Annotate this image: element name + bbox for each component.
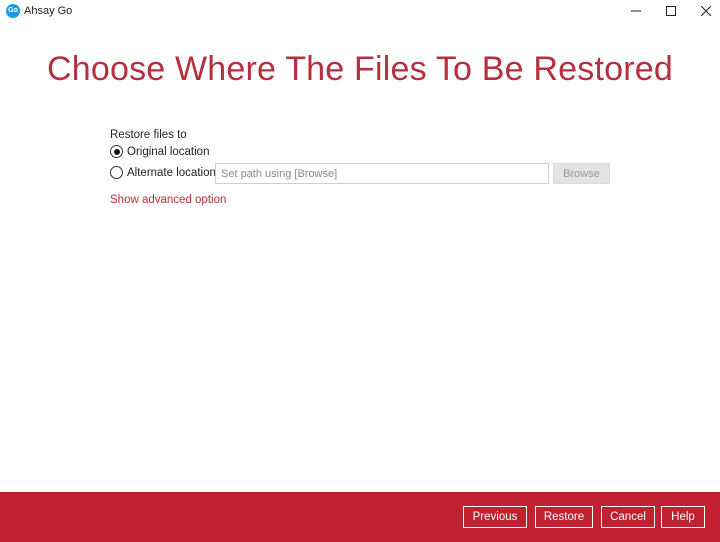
- minimize-icon: [631, 10, 641, 12]
- minimize-button[interactable]: [618, 0, 654, 22]
- close-button[interactable]: [688, 0, 720, 22]
- cancel-button[interactable]: Cancel: [601, 506, 655, 528]
- app-logo-icon: Go: [6, 4, 20, 18]
- footer-bar: Previous Restore Cancel Help: [0, 492, 720, 542]
- maximize-icon: [666, 6, 676, 16]
- window-title: Ahsay Go: [24, 5, 73, 17]
- close-icon: [701, 6, 711, 16]
- title-bar: Go Ahsay Go: [0, 0, 720, 22]
- maximize-button[interactable]: [653, 0, 689, 22]
- show-advanced-option-link[interactable]: Show advanced option: [110, 194, 226, 206]
- original-location-option[interactable]: Original location: [110, 145, 209, 158]
- browse-button[interactable]: Browse: [553, 163, 610, 184]
- restore-files-to-label: Restore files to: [110, 129, 187, 141]
- restore-button[interactable]: Restore: [535, 506, 593, 528]
- alternate-location-radio[interactable]: [110, 166, 123, 179]
- previous-button[interactable]: Previous: [463, 506, 527, 528]
- original-location-radio[interactable]: [110, 145, 123, 158]
- page-title: Choose Where The Files To Be Restored: [46, 50, 673, 88]
- alternate-location-option[interactable]: Alternate location: [110, 166, 216, 179]
- alternate-location-label: Alternate location: [127, 166, 216, 179]
- alternate-path-input[interactable]: [215, 163, 549, 184]
- original-location-label: Original location: [127, 145, 210, 158]
- help-button[interactable]: Help: [661, 506, 705, 528]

▸ **PROBLEM**: Return the rows between the lines holding "- minimize-icon: [631, 10, 641, 12]" and "- original-location-option[interactable]: Original", inclusive, copied word for word.

▸ **SOLUTION TO THIS PROBLEM**:
- minimize-icon: [631, 10, 641, 12]
- minimize-button[interactable]: [618, 0, 654, 22]
- close-button[interactable]: [688, 0, 720, 22]
- cancel-button[interactable]: Cancel: [601, 506, 655, 528]
- app-logo-icon: Go: [6, 4, 20, 18]
- footer-bar: Previous Restore Cancel Help: [0, 492, 720, 542]
- maximize-icon: [666, 6, 676, 16]
- window-title: Ahsay Go: [24, 5, 73, 17]
- close-icon: [701, 6, 711, 16]
- title-bar: Go Ahsay Go: [0, 0, 720, 22]
- maximize-button[interactable]: [653, 0, 689, 22]
- show-advanced-option-link[interactable]: Show advanced option: [110, 194, 226, 206]
- original-location-option[interactable]: Original location: [110, 145, 209, 158]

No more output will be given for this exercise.